Output every entry exactly as written, but omit the pictures.

** START **

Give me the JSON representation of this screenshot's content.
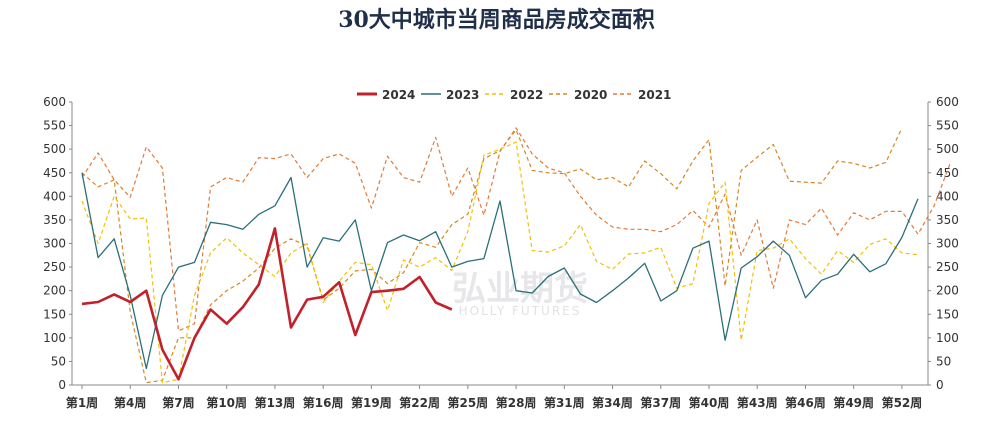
{
  "chart_data": {
    "type": "line",
    "title": "30大中城市当周商品房成交面积",
    "watermark": {
      "cn": "弘业期货",
      "en": "HOLLY FUTURES"
    },
    "ylim": [
      0,
      600
    ],
    "y_ticks": [
      0,
      50,
      100,
      150,
      200,
      250,
      300,
      350,
      400,
      450,
      500,
      550,
      600
    ],
    "x_ticks": [
      "第1周",
      "第4周",
      "第7周",
      "第10周",
      "第13周",
      "第16周",
      "第19周",
      "第22周",
      "第25周",
      "第28周",
      "第31周",
      "第34周",
      "第37周",
      "第40周",
      "第43周",
      "第46周",
      "第49周",
      "第52周"
    ],
    "x_tick_weeks": [
      1,
      4,
      7,
      10,
      13,
      16,
      19,
      22,
      25,
      28,
      31,
      34,
      37,
      40,
      43,
      46,
      49,
      52
    ],
    "grid": false,
    "legend_position": "top",
    "series": [
      {
        "name": "2024",
        "color": "#c0212b",
        "style": "solid",
        "width": 2.6,
        "start_week": 1,
        "values": [
          172,
          176,
          192,
          176,
          200,
          75,
          12,
          100,
          160,
          130,
          165,
          213,
          332,
          122,
          181,
          187,
          218,
          106,
          197,
          200,
          204,
          229,
          175,
          160
        ]
      },
      {
        "name": "2023",
        "color": "#2a6f7a",
        "style": "solid",
        "width": 1.3,
        "start_week": 1,
        "values": [
          450,
          270,
          310,
          190,
          35,
          190,
          250,
          260,
          345,
          340,
          330,
          362,
          380,
          440,
          250,
          312,
          305,
          350,
          200,
          302,
          318,
          306,
          325,
          250,
          262,
          268,
          390,
          200,
          195,
          230,
          248,
          193,
          175,
          200,
          227,
          258,
          178,
          200,
          290,
          305,
          95,
          248,
          272,
          305,
          275,
          185,
          222,
          235,
          277,
          240,
          257,
          313,
          395
        ]
      },
      {
        "name": "2022",
        "color": "#f2c200",
        "style": "dash",
        "width": 1.2,
        "start_week": 1,
        "values": [
          390,
          300,
          400,
          352,
          354,
          5,
          12,
          190,
          280,
          312,
          280,
          255,
          230,
          280,
          300,
          175,
          220,
          260,
          255,
          158,
          265,
          250,
          270,
          243,
          325,
          487,
          500,
          515,
          285,
          282,
          295,
          340,
          262,
          245,
          278,
          280,
          292,
          205,
          215,
          385,
          430,
          95,
          285,
          290,
          310,
          268,
          235,
          285,
          260,
          298,
          310,
          280,
          276
        ]
      },
      {
        "name": "2020",
        "color": "#d7871f",
        "style": "dash",
        "width": 1.2,
        "start_week": 1,
        "values": [
          450,
          420,
          435,
          155,
          5,
          10,
          100,
          100,
          170,
          200,
          220,
          248,
          290,
          310,
          295,
          180,
          205,
          242,
          245,
          215,
          238,
          302,
          292,
          340,
          362,
          480,
          497,
          541,
          455,
          450,
          448,
          458,
          435,
          440,
          420,
          475,
          448,
          416,
          475,
          520,
          210,
          455,
          483,
          510,
          432,
          430,
          428,
          475,
          470,
          460,
          472,
          545
        ]
      },
      {
        "name": "2021",
        "color": "#e07b39",
        "style": "dash",
        "width": 1.2,
        "start_week": 1,
        "values": [
          440,
          492,
          435,
          398,
          505,
          460,
          115,
          130,
          420,
          440,
          430,
          482,
          480,
          490,
          440,
          480,
          490,
          470,
          375,
          485,
          440,
          430,
          525,
          400,
          460,
          360,
          495,
          545,
          490,
          460,
          450,
          400,
          360,
          335,
          330,
          330,
          325,
          340,
          370,
          335,
          405,
          275,
          350,
          205,
          350,
          340,
          375,
          318,
          365,
          350,
          368,
          368,
          320,
          380,
          470
        ]
      }
    ]
  }
}
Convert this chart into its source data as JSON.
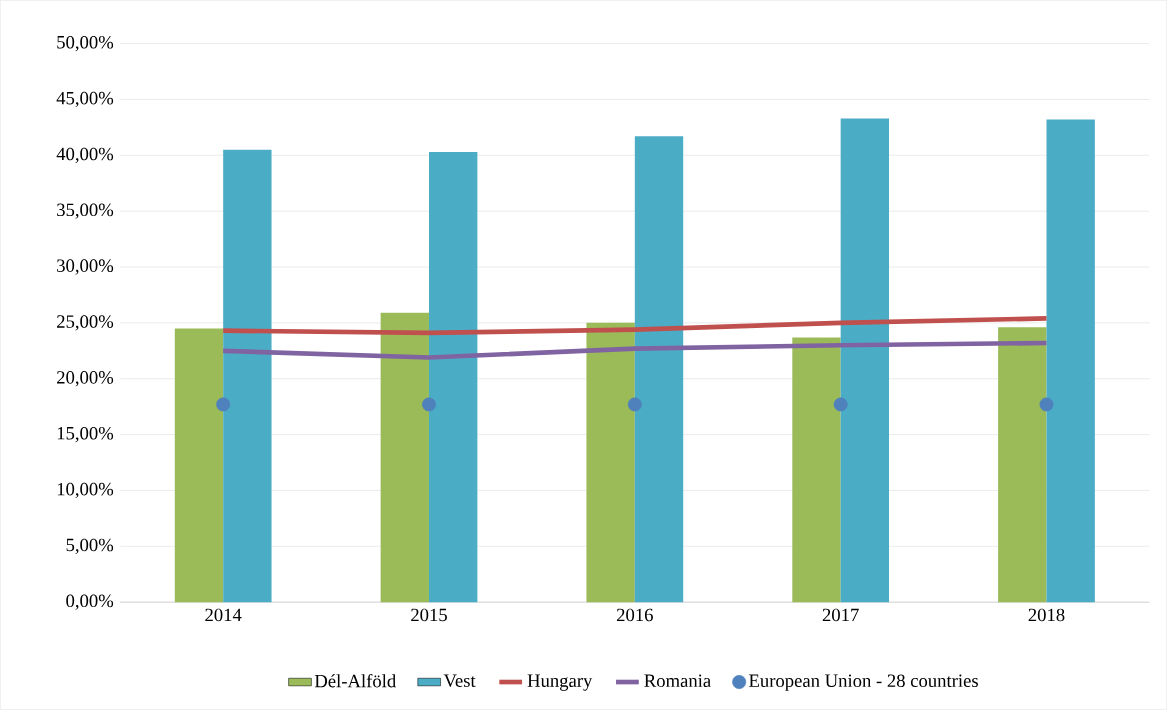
{
  "chart_data": {
    "type": "bar",
    "categories": [
      "2014",
      "2015",
      "2016",
      "2017",
      "2018"
    ],
    "series": [
      {
        "name": "Dél-Alföld",
        "color": "#9bbb59",
        "values": [
          24.5,
          25.9,
          25.0,
          23.7,
          24.6
        ]
      },
      {
        "name": "Vest",
        "color": "#4bacc6",
        "values": [
          40.5,
          40.3,
          41.7,
          43.3,
          43.2
        ]
      },
      {
        "name": "Hungary",
        "type": "line",
        "color": "#c0504d",
        "values": [
          24.3,
          24.1,
          24.4,
          25.0,
          25.4
        ]
      },
      {
        "name": "Romania",
        "type": "line",
        "color": "#8064a2",
        "values": [
          22.5,
          21.9,
          22.7,
          23.0,
          23.2
        ]
      },
      {
        "name": "European Union - 28 countries",
        "type": "scatter",
        "color": "#4f81bd",
        "values": [
          17.7,
          17.7,
          17.7,
          17.7,
          17.7
        ]
      }
    ],
    "ylim": [
      0,
      50
    ],
    "yticks": [
      {
        "value": 0,
        "label": "0,00%"
      },
      {
        "value": 5,
        "label": "5,00%"
      },
      {
        "value": 10,
        "label": "10,00%"
      },
      {
        "value": 15,
        "label": "15,00%"
      },
      {
        "value": 20,
        "label": "20,00%"
      },
      {
        "value": 25,
        "label": "25,00%"
      },
      {
        "value": 30,
        "label": "30,00%"
      },
      {
        "value": 35,
        "label": "35,00%"
      },
      {
        "value": 40,
        "label": "40,00%"
      },
      {
        "value": 45,
        "label": "45,00%"
      },
      {
        "value": 50,
        "label": "50,00%"
      }
    ],
    "grid": "y",
    "legend": "bottom"
  }
}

** END **

== SOLUTION FOR THIS TASK ==
Give me the JSON representation of this screenshot's content.
{
  "chart_data": {
    "type": "line",
    "title": "30大中城市当周商品房成交面积",
    "watermark": {
      "cn": "弘业期货",
      "en": "HOLLY FUTURES"
    },
    "ylim": [
      0,
      600
    ],
    "y_ticks": [
      0,
      50,
      100,
      150,
      200,
      250,
      300,
      350,
      400,
      450,
      500,
      550,
      600
    ],
    "x_ticks": [
      "第1周",
      "第4周",
      "第7周",
      "第10周",
      "第13周",
      "第16周",
      "第19周",
      "第22周",
      "第25周",
      "第28周",
      "第31周",
      "第34周",
      "第37周",
      "第40周",
      "第43周",
      "第46周",
      "第49周",
      "第52周"
    ],
    "x_tick_weeks": [
      1,
      4,
      7,
      10,
      13,
      16,
      19,
      22,
      25,
      28,
      31,
      34,
      37,
      40,
      43,
      46,
      49,
      52
    ],
    "grid": false,
    "legend_position": "top",
    "series": [
      {
        "name": "2024",
        "color": "#c0212b",
        "style": "solid",
        "width": 2.6,
        "start_week": 1,
        "values": [
          172,
          176,
          192,
          176,
          200,
          75,
          12,
          100,
          160,
          130,
          165,
          213,
          332,
          122,
          181,
          187,
          218,
          106,
          197,
          200,
          204,
          229,
          175,
          160
        ]
      },
      {
        "name": "2023",
        "color": "#2a6f7a",
        "style": "solid",
        "width": 1.3,
        "start_week": 1,
        "values": [
          450,
          270,
          310,
          190,
          35,
          190,
          250,
          260,
          345,
          340,
          330,
          362,
          380,
          440,
          250,
          312,
          305,
          350,
          200,
          302,
          318,
          306,
          325,
          250,
          262,
          268,
          390,
          200,
          195,
          230,
          248,
          193,
          175,
          200,
          227,
          258,
          178,
          200,
          290,
          305,
          95,
          248,
          272,
          305,
          275,
          185,
          222,
          235,
          277,
          240,
          257,
          313,
          395
        ]
      },
      {
        "name": "2022",
        "color": "#f2c200",
        "style": "dash",
        "width": 1.2,
        "start_week": 1,
        "values": [
          390,
          300,
          400,
          352,
          354,
          5,
          12,
          190,
          280,
          312,
          280,
          255,
          230,
          280,
          300,
          175,
          220,
          260,
          255,
          158,
          265,
          250,
          270,
          243,
          325,
          487,
          500,
          515,
          285,
          282,
          295,
          340,
          262,
          245,
          278,
          280,
          292,
          205,
          215,
          385,
          430,
          95,
          285,
          290,
          310,
          268,
          235,
          285,
          260,
          298,
          310,
          280,
          276
        ]
      },
      {
        "name": "2020",
        "color": "#d7871f",
        "style": "dash",
        "width": 1.2,
        "start_week": 1,
        "values": [
          450,
          420,
          435,
          155,
          5,
          10,
          100,
          100,
          170,
          200,
          220,
          248,
          290,
          310,
          295,
          180,
          205,
          242,
          245,
          215,
          238,
          302,
          292,
          340,
          362,
          480,
          497,
          541,
          455,
          450,
          448,
          458,
          435,
          440,
          420,
          475,
          448,
          416,
          475,
          520,
          210,
          455,
          483,
          510,
          432,
          430,
          428,
          475,
          470,
          460,
          472,
          545
        ]
      },
      {
        "name": "2021",
        "color": "#e07b39",
        "style": "dash",
        "width": 1.2,
        "start_week": 1,
        "values": [
          440,
          492,
          435,
          398,
          505,
          460,
          115,
          130,
          420,
          440,
          430,
          482,
          480,
          490,
          440,
          480,
          490,
          470,
          375,
          485,
          440,
          430,
          525,
          400,
          460,
          360,
          495,
          545,
          490,
          460,
          450,
          400,
          360,
          335,
          330,
          330,
          325,
          340,
          370,
          335,
          405,
          275,
          350,
          205,
          350,
          340,
          375,
          318,
          365,
          350,
          368,
          368,
          320,
          380,
          470
        ]
      }
    ]
  }
}
Convert this chart into its source data as JSON.
{
  "chart_data": {
    "type": "bar",
    "categories": [
      "2014",
      "2015",
      "2016",
      "2017",
      "2018"
    ],
    "series": [
      {
        "name": "Dél-Alföld",
        "color": "#9bbb59",
        "values": [
          24.5,
          25.9,
          25.0,
          23.7,
          24.6
        ]
      },
      {
        "name": "Vest",
        "color": "#4bacc6",
        "values": [
          40.5,
          40.3,
          41.7,
          43.3,
          43.2
        ]
      },
      {
        "name": "Hungary",
        "type": "line",
        "color": "#c0504d",
        "values": [
          24.3,
          24.1,
          24.4,
          25.0,
          25.4
        ]
      },
      {
        "name": "Romania",
        "type": "line",
        "color": "#8064a2",
        "values": [
          22.5,
          21.9,
          22.7,
          23.0,
          23.2
        ]
      },
      {
        "name": "European Union - 28 countries",
        "type": "scatter",
        "color": "#4f81bd",
        "values": [
          17.7,
          17.7,
          17.7,
          17.7,
          17.7
        ]
      }
    ],
    "ylim": [
      0,
      50
    ],
    "yticks": [
      {
        "value": 0,
        "label": "0,00%"
      },
      {
        "value": 5,
        "label": "5,00%"
      },
      {
        "value": 10,
        "label": "10,00%"
      },
      {
        "value": 15,
        "label": "15,00%"
      },
      {
        "value": 20,
        "label": "20,00%"
      },
      {
        "value": 25,
        "label": "25,00%"
      },
      {
        "value": 30,
        "label": "30,00%"
      },
      {
        "value": 35,
        "label": "35,00%"
      },
      {
        "value": 40,
        "label": "40,00%"
      },
      {
        "value": 45,
        "label": "45,00%"
      },
      {
        "value": 50,
        "label": "50,00%"
      }
    ],
    "grid": "y",
    "legend": "bottom"
  }
}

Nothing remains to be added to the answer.